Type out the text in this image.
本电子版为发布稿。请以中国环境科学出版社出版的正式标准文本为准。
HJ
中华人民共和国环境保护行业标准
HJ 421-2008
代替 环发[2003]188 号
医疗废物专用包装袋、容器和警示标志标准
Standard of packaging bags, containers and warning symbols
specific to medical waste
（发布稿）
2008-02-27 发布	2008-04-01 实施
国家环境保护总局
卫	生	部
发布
════
Retype every record above exactly as it appears.

Type out the text in this image.
本电子版为发布稿。请以中国环境科学出版社出版的正式标准文本为准。
HJ
中华人民共和国环境保护行业标准
HJ 421-2008
代替 环发[2003]188 号
医疗废物专用包装袋、容器和警示标志标准
Standard of packaging bags, containers and warning symbols
specific to medical waste
（发布稿）
2008-02-27 发布	2008-04-01 实施
国家环境保护总局
卫	生	部
发布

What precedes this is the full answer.